## BEGIN DATA SUPPLIED

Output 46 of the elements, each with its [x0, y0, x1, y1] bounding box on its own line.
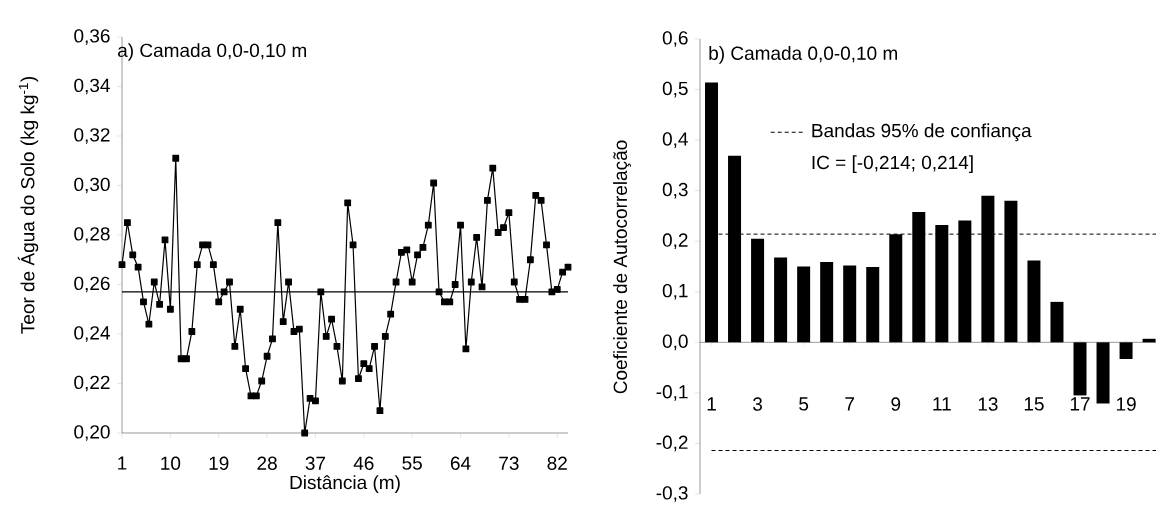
x-tick-label: 28 — [257, 456, 277, 470]
x-tick-label: 7 — [845, 397, 855, 411]
x-tick-label: 5 — [799, 397, 809, 411]
x-axis-title: Distância (m) — [290, 475, 400, 493]
y-tick-label: 0,20 — [74, 425, 110, 441]
y-tick-label: 0,2 — [662, 233, 688, 250]
y-tick-label: 0,6 — [662, 31, 688, 47]
y-axis-title: Coeficiente de Autocorrelação — [613, 140, 631, 394]
chart-title: b) Camada 0,0-0,10 m — [709, 46, 897, 64]
y-tick-label: -0,3 — [656, 486, 688, 502]
x-tick-label: 37 — [305, 456, 326, 470]
x-tick-label: 46 — [353, 456, 374, 470]
x-tick-label: 3 — [753, 397, 763, 411]
y-tick-label: 0,3 — [662, 182, 688, 199]
x-tick-label: 1 — [118, 456, 127, 470]
x-tick-label: 55 — [402, 456, 422, 470]
x-tick-label: 15 — [1024, 397, 1044, 411]
x-tick-label: 1 — [707, 397, 716, 411]
x-tick-label: 73 — [499, 456, 519, 470]
x-tick-label: 82 — [547, 456, 567, 470]
legend-label: Bandas 95% de confiança — [812, 123, 1032, 142]
y-tick-label: 0,22 — [74, 375, 110, 392]
x-tick-label: 64 — [450, 456, 471, 470]
y-tick-label: 0,28 — [74, 227, 110, 243]
x-tick-label: 11 — [933, 397, 951, 411]
y-tick-label: 0,30 — [74, 177, 110, 194]
y-tick-label: 0,5 — [662, 81, 688, 98]
y-tick-label: 0,26 — [74, 276, 110, 293]
y-tick-label: -0,1 — [656, 385, 688, 401]
y-tick-label: 0,0 — [662, 334, 688, 351]
y-tick-label: 0,36 — [74, 29, 110, 45]
chart-title: a) Camada 0,0-0,10 m — [118, 43, 307, 61]
y-tick-label: 0,24 — [74, 326, 110, 342]
x-tick-label: 10 — [161, 456, 181, 470]
y-tick-label: 0,1 — [662, 283, 688, 300]
annotation: IC = [-0,214; 0,214] — [812, 155, 973, 173]
x-tick-label: 17 — [1070, 397, 1090, 411]
y-tick-label: 0,34 — [74, 78, 110, 95]
y-tick-label: -0,2 — [656, 435, 688, 452]
x-tick-label: 9 — [891, 397, 901, 411]
x-tick-label: 19 — [209, 456, 229, 470]
y-axis-title: Teor de Água do Solo (kg kg$^{-1}$) — [17, 76, 39, 334]
x-tick-label: 19 — [1116, 397, 1136, 411]
x-tick-label: 13 — [978, 397, 998, 411]
y-tick-label: 0,4 — [662, 132, 688, 148]
y-tick-label: 0,32 — [74, 128, 110, 144]
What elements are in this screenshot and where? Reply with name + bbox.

## END DATA SUPPLIED

Please pick out every line in the listing above that contains the word "Camada" and copy each one in full.

RESULT OF THE EXERCISE |
chart-title: b) Camada 0,0-0,10 m — [709, 46, 897, 64]
chart-title: a) Camada 0,0-0,10 m — [118, 43, 307, 61]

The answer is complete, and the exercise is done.